DATA EXCERPTS:
--

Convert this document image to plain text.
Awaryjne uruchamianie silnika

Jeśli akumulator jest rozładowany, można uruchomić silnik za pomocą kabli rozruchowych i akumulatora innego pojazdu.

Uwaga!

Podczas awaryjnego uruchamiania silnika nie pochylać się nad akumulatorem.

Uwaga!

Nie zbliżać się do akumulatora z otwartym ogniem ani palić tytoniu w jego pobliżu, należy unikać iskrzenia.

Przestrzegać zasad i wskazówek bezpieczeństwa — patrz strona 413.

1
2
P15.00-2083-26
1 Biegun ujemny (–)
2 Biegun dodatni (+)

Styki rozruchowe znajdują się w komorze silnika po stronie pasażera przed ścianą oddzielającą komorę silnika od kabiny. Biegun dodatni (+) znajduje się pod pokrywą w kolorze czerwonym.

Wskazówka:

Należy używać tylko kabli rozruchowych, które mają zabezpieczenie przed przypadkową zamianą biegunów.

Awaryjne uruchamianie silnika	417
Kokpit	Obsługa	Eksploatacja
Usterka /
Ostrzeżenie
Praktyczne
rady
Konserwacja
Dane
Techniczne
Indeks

--

WORK REQUIRED: Respond with the number of lines containing "kabli" and no additional words.

EXERCISE ANSWER: 2